> **Stored records**

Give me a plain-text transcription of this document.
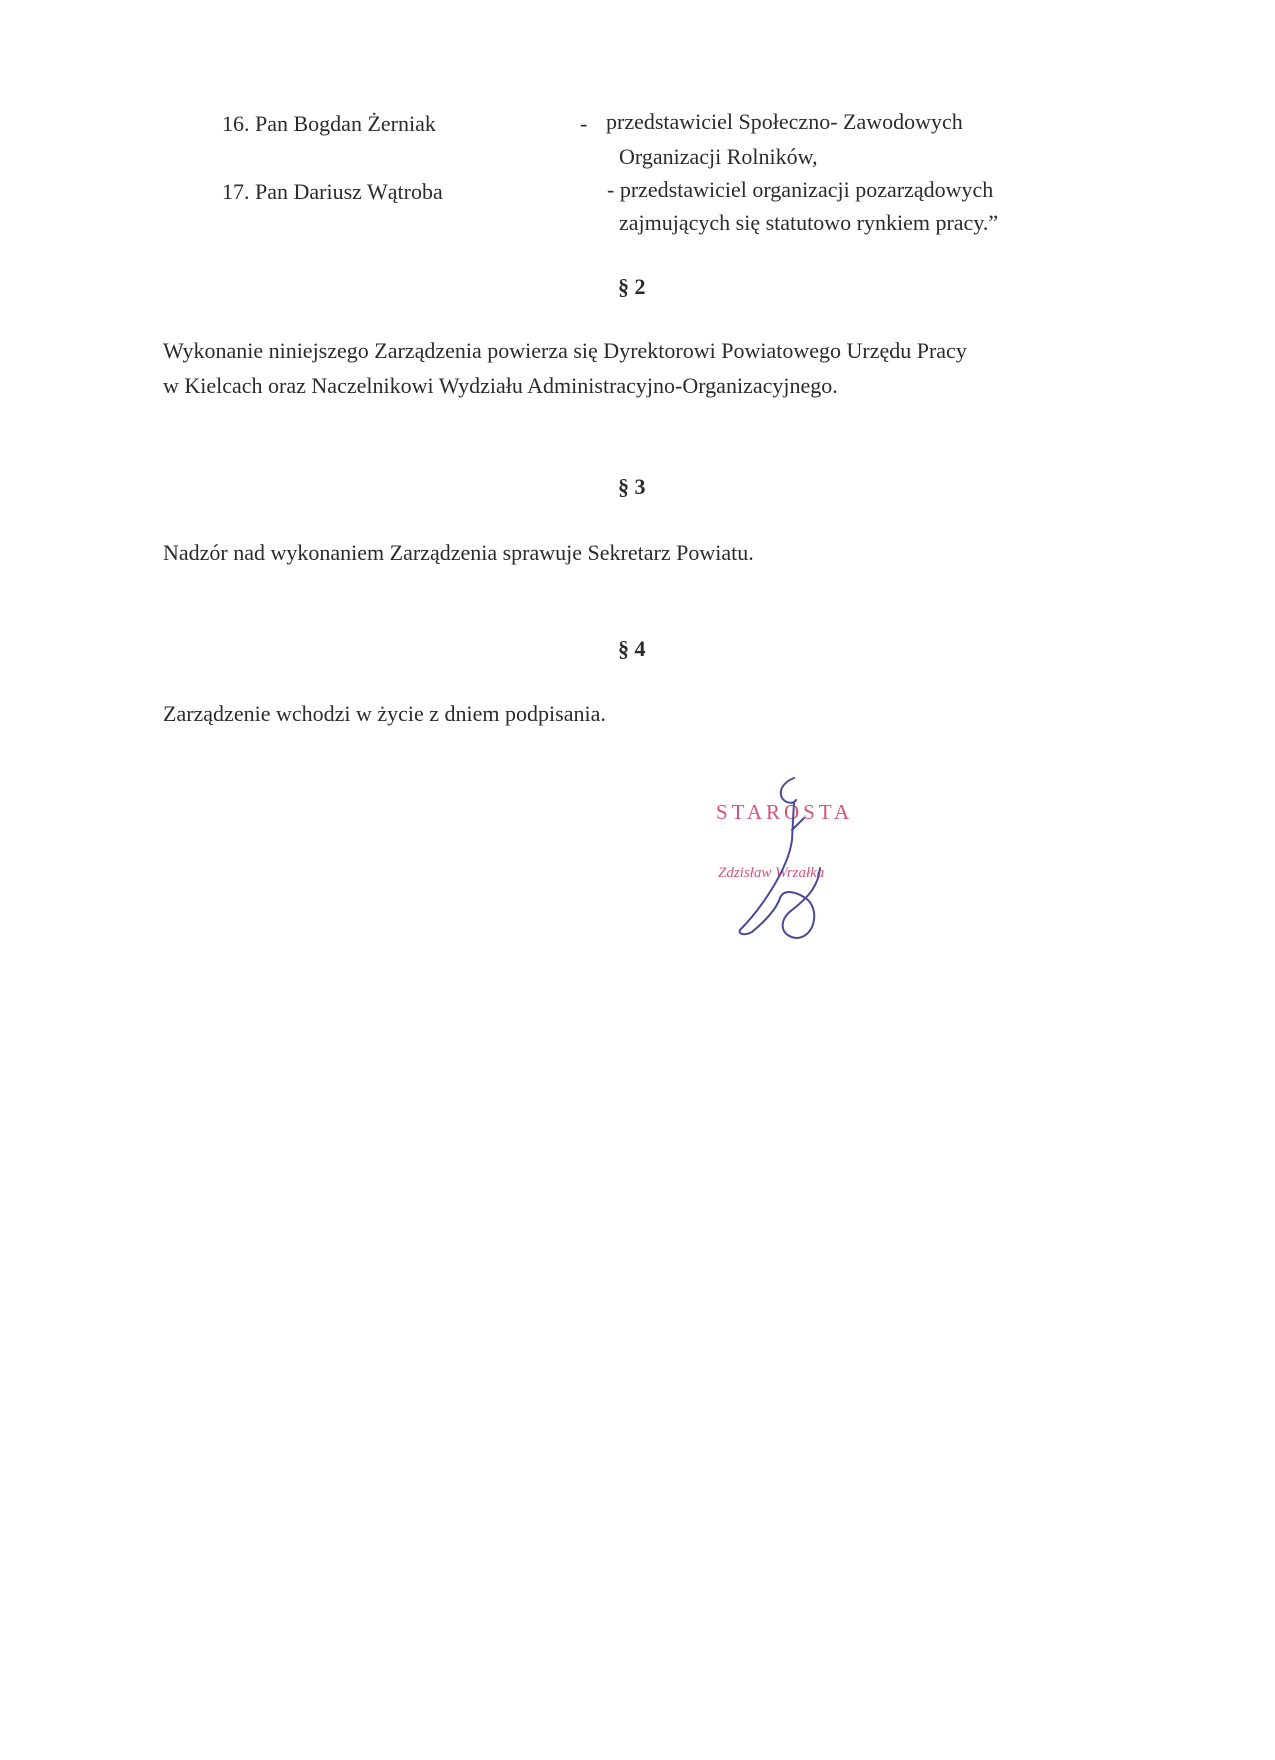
16. Pan Bogdan Żerniak	- przedstawiciel Społeczno- Zawodowych
Organizacji Rolników,
17. Pan Dariusz Wątroba	- przedstawiciel organizacji pozarządowych
zajmujących się statutowo rynkiem pracy.”
§ 2
Wykonanie niniejszego Zarządzenia powierza się Dyrektorowi Powiatowego Urzędu Pracy
w Kielcach oraz Naczelnikowi Wydziału Administracyjno-Organizacyjnego.
§ 3
Nadzór nad wykonaniem Zarządzenia sprawuje Sekretarz Powiatu.
§ 4
Zarządzenie wchodzi w życie z dniem podpisania.
STAROSTA
Zdzisław Wrzałka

> **What this task involves**
Except for the pictures, copy every line of the records above exactly.

> **Result of the task**
Give me a plain-text transcription of this document.
16. Pan Bogdan Żerniak	- przedstawiciel Społeczno- Zawodowych
Organizacji Rolników,
17. Pan Dariusz Wątroba	- przedstawiciel organizacji pozarządowych
zajmujących się statutowo rynkiem pracy.”
§ 2
Wykonanie niniejszego Zarządzenia powierza się Dyrektorowi Powiatowego Urzędu Pracy
w Kielcach oraz Naczelnikowi Wydziału Administracyjno-Organizacyjnego.
§ 3
Nadzór nad wykonaniem Zarządzenia sprawuje Sekretarz Powiatu.
§ 4
Zarządzenie wchodzi w życie z dniem podpisania.
STAROSTA
Zdzisław Wrzałka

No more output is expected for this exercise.